# Exercise objective
Repeat each line word for word.
[Entries shown start]
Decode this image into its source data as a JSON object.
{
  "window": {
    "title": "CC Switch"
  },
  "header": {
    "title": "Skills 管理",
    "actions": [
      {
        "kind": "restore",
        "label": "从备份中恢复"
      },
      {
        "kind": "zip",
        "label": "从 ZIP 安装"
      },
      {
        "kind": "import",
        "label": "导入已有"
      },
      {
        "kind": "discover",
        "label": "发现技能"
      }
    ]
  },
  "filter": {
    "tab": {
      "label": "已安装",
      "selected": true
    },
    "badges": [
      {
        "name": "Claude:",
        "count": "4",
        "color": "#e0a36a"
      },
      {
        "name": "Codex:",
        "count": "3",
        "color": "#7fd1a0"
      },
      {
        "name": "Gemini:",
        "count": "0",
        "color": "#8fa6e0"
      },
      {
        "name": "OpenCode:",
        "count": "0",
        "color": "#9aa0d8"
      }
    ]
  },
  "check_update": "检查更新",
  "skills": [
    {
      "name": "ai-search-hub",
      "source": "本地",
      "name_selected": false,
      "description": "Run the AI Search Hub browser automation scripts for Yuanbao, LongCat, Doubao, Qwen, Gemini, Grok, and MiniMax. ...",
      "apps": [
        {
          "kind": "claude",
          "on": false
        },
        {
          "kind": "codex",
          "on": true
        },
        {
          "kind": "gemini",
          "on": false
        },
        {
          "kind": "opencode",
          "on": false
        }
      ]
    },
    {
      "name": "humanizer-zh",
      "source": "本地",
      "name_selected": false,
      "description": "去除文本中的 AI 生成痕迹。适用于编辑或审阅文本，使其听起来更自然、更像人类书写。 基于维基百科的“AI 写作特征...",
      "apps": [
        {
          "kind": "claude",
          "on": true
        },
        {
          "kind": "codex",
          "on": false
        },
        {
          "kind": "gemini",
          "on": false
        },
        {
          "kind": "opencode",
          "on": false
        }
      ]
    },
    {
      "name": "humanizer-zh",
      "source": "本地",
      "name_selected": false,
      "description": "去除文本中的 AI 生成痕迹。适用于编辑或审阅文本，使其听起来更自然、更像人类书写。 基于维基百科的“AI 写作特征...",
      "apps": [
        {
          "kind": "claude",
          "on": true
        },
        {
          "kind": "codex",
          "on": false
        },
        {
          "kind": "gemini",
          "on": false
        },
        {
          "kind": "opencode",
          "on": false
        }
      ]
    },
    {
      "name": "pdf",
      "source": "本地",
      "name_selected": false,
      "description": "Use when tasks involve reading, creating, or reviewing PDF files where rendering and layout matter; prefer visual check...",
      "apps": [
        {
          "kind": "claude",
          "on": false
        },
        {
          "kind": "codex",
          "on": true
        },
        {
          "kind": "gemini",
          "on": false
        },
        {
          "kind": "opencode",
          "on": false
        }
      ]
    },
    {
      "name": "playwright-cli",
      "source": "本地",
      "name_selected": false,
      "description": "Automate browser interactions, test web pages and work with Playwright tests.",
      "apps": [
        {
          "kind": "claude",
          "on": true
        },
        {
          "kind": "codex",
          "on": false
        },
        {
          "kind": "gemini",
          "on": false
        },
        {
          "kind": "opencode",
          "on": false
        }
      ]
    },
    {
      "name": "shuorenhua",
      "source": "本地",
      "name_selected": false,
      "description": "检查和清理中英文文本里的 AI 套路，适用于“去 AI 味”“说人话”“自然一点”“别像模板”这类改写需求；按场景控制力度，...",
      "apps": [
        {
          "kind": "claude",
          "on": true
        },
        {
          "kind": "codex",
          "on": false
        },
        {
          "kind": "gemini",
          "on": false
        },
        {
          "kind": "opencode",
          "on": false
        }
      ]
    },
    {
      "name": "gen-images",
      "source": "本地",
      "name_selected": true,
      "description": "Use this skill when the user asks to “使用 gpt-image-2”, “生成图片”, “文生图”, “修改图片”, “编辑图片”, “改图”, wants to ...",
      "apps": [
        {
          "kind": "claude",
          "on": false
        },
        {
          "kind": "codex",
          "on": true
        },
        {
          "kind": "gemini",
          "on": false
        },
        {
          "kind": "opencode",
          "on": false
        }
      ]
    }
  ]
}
[Entries shown end]
# Result for this task
Decode this image into its source data as a JSON object.
{
  "window": {
    "title": "CC Switch"
  },
  "header": {
    "title": "Skills 管理",
    "actions": [
      {
        "kind": "restore",
        "label": "从备份中恢复"
      },
      {
        "kind": "zip",
        "label": "从 ZIP 安装"
      },
      {
        "kind": "import",
        "label": "导入已有"
      },
      {
        "kind": "discover",
        "label": "发现技能"
      }
    ]
  },
  "filter": {
    "tab": {
      "label": "已安装",
      "selected": true
    },
    "badges": [
      {
        "name": "Claude:",
        "count": "4",
        "color": "#e0a36a"
      },
      {
        "name": "Codex:",
        "count": "3",
        "color": "#7fd1a0"
      },
      {
        "name": "Gemini:",
        "count": "0",
        "color": "#8fa6e0"
      },
      {
        "name": "OpenCode:",
        "count": "0",
        "color": "#9aa0d8"
      }
    ]
  },
  "check_update": "检查更新",
  "skills": [
    {
      "name": "ai-search-hub",
      "source": "本地",
      "name_selected": false,
      "description": "Run the AI Search Hub browser automation scripts for Yuanbao, LongCat, Doubao, Qwen, Gemini, Grok, and MiniMax. ...",
      "apps": [
        {
          "kind": "claude",
          "on": false
        },
        {
          "kind": "codex",
          "on": true
        },
        {
          "kind": "gemini",
          "on": false
        },
        {
          "kind": "opencode",
          "on": false
        }
      ]
    },
    {
      "name": "humanizer-zh",
      "source": "本地",
      "name_selected": false,
      "description": "去除文本中的 AI 生成痕迹。适用于编辑或审阅文本，使其听起来更自然、更像人类书写。 基于维基百科的“AI 写作特征...",
      "apps": [
        {
          "kind": "claude",
          "on": true
        },
        {
          "kind": "codex",
          "on": false
        },
        {
          "kind": "gemini",
          "on": false
        },
        {
          "kind": "opencode",
          "on": false
        }
      ]
    },
    {
      "name": "humanizer-zh",
      "source": "本地",
      "name_selected": false,
      "description": "去除文本中的 AI 生成痕迹。适用于编辑或审阅文本，使其听起来更自然、更像人类书写。 基于维基百科的“AI 写作特征...",
      "apps": [
        {
          "kind": "claude",
          "on": true
        },
        {
          "kind": "codex",
          "on": false
        },
        {
          "kind": "gemini",
          "on": false
        },
        {
          "kind": "opencode",
          "on": false
        }
      ]
    },
    {
      "name": "pdf",
      "source": "本地",
      "name_selected": false,
      "description": "Use when tasks involve reading, creating, or reviewing PDF files where rendering and layout matter; prefer visual check...",
      "apps": [
        {
          "kind": "claude",
          "on": false
        },
        {
          "kind": "codex",
          "on": true
        },
        {
          "kind": "gemini",
          "on": false
        },
        {
          "kind": "opencode",
          "on": false
        }
      ]
    },
    {
      "name": "playwright-cli",
      "source": "本地",
      "name_selected": false,
      "description": "Automate browser interactions, test web pages and work with Playwright tests.",
      "apps": [
        {
          "kind": "claude",
          "on": true
        },
        {
          "kind": "codex",
          "on": false
        },
        {
          "kind": "gemini",
          "on": false
        },
        {
          "kind": "opencode",
          "on": false
        }
      ]
    },
    {
      "name": "shuorenhua",
      "source": "本地",
      "name_selected": false,
      "description": "检查和清理中英文文本里的 AI 套路，适用于“去 AI 味”“说人话”“自然一点”“别像模板”这类改写需求；按场景控制力度，...",
      "apps": [
        {
          "kind": "claude",
          "on": true
        },
        {
          "kind": "codex",
          "on": false
        },
        {
          "kind": "gemini",
          "on": false
        },
        {
          "kind": "opencode",
          "on": false
        }
      ]
    },
    {
      "name": "gen-images",
      "source": "本地",
      "name_selected": true,
      "description": "Use this skill when the user asks to “使用 gpt-image-2”, “生成图片”, “文生图”, “修改图片”, “编辑图片”, “改图”, wants to ...",
      "apps": [
        {
          "kind": "claude",
          "on": false
        },
        {
          "kind": "codex",
          "on": true
        },
        {
          "kind": "gemini",
          "on": false
        },
        {
          "kind": "opencode",
          "on": false
        }
      ]
    }
  ]
}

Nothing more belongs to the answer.